- TASK MATERIAL:
_ _ _ _
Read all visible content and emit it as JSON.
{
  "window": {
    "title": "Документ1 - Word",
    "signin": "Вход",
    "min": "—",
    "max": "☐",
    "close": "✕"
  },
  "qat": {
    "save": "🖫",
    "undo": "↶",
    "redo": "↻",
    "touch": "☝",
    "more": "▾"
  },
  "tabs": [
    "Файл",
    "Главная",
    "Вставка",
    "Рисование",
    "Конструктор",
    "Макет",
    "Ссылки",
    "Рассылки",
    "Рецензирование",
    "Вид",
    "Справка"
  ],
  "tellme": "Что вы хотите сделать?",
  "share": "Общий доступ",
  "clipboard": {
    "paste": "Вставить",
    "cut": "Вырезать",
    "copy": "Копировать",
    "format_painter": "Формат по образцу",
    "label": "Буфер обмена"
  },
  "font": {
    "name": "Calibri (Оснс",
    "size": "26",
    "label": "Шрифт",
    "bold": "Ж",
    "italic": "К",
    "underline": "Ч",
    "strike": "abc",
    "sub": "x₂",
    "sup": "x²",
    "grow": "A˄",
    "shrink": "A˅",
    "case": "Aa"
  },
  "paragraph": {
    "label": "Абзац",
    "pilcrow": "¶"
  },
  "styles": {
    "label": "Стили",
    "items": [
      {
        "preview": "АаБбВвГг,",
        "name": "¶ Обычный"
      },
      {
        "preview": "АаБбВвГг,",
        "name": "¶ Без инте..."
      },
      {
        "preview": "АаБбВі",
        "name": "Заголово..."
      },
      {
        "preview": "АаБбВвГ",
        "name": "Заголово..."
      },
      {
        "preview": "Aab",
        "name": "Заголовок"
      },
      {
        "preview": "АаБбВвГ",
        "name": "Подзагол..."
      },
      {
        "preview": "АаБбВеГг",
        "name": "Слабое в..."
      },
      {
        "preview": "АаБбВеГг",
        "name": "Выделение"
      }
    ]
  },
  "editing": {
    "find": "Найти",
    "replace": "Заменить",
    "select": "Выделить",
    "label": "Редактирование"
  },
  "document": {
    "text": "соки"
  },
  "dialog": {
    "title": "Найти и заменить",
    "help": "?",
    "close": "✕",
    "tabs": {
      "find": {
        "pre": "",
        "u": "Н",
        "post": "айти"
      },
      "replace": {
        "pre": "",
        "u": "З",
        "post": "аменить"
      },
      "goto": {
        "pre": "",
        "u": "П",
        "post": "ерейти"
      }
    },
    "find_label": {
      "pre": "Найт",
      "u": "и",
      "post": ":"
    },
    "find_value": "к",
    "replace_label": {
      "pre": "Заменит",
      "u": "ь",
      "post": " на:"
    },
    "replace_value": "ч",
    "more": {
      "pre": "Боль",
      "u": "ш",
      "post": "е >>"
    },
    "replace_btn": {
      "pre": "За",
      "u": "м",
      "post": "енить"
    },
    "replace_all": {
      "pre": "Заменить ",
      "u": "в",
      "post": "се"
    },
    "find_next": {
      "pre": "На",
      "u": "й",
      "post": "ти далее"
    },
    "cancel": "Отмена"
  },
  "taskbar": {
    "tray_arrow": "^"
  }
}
_ _ _ _
- PROMPT:
Using the listing above, gather each line that holds the string "title" and copy it.

- THE OUTPUT:
    "title": "Документ1 - Word",
    "title": "Найти и заменить",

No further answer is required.